**Given exercise:**
Copy each line of the entries beneath that contains the word "Apple".

BEGIN Records to process

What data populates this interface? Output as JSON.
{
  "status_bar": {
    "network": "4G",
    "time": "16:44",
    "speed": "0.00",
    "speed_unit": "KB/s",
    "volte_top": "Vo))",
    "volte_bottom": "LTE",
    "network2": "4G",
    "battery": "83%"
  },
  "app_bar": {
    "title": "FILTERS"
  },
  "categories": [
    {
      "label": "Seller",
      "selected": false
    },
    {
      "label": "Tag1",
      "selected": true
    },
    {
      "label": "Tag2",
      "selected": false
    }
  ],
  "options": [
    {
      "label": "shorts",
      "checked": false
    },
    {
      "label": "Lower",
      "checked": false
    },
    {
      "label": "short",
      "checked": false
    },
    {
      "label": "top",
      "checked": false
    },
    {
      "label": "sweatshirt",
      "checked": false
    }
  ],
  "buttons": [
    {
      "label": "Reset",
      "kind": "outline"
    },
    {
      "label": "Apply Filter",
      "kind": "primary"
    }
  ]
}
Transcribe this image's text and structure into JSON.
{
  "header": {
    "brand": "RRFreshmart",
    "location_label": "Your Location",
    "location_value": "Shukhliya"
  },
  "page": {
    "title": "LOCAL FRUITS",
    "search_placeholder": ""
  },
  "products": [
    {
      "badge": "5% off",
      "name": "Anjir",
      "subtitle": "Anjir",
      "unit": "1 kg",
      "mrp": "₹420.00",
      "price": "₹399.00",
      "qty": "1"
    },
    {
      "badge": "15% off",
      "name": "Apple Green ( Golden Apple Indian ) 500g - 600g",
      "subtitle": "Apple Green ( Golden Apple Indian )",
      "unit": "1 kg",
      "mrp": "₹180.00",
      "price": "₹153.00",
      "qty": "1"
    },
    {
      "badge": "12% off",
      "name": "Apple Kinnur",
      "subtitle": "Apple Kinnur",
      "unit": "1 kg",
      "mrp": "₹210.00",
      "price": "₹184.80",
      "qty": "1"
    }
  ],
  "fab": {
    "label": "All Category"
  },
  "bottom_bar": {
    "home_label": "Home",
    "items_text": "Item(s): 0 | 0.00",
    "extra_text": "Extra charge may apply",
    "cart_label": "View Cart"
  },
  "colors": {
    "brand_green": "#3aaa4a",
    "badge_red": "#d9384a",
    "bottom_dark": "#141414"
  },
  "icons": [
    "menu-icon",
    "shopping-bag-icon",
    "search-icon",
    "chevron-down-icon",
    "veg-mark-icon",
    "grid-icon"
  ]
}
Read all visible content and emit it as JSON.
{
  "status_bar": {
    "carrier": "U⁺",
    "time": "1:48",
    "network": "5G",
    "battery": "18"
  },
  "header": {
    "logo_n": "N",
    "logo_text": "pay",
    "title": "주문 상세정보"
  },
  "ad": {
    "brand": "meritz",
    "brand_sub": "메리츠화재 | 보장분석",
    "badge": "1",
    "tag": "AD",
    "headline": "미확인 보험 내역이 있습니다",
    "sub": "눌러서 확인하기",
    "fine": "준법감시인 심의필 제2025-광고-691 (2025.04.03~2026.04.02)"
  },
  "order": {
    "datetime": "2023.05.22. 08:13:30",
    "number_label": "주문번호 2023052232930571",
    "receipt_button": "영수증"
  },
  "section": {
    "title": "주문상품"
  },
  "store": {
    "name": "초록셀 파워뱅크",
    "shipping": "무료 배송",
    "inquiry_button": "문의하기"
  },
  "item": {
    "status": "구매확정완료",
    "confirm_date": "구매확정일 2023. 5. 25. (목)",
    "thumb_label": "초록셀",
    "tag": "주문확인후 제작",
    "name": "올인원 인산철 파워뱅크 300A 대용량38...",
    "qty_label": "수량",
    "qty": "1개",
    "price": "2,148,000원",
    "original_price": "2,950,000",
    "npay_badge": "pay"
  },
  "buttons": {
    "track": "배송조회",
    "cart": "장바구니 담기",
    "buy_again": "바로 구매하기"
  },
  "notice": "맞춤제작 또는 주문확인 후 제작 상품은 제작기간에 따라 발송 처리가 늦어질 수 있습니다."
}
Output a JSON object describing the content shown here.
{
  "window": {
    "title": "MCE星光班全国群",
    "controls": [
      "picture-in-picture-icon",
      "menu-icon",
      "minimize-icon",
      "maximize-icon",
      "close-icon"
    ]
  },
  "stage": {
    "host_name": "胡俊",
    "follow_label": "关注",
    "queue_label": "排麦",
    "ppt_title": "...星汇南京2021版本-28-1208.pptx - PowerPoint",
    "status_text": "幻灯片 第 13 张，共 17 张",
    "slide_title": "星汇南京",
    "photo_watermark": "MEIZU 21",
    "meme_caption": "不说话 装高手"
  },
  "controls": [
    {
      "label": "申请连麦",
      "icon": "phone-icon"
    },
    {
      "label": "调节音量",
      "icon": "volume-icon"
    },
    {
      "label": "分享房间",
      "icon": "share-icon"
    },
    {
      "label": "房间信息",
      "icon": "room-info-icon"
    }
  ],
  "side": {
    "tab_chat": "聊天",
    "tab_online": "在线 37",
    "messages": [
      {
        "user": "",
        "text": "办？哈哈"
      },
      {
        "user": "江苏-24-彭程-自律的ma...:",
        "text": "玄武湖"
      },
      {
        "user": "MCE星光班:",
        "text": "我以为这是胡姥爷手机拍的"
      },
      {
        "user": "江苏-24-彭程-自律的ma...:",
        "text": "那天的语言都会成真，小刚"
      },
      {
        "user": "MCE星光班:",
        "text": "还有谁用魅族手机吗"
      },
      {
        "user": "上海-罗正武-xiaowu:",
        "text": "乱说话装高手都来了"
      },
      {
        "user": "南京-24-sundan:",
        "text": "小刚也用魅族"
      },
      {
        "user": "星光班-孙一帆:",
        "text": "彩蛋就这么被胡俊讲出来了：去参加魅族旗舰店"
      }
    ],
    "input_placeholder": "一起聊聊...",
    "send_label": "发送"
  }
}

END Records to process

**Answer to this problem:**
      "name": "Apple Green ( Golden Apple Indian ) 500g - 600g",
      "subtitle": "Apple Green ( Golden Apple Indian )",
      "name": "Apple Kinnur",
      "subtitle": "Apple Kinnur",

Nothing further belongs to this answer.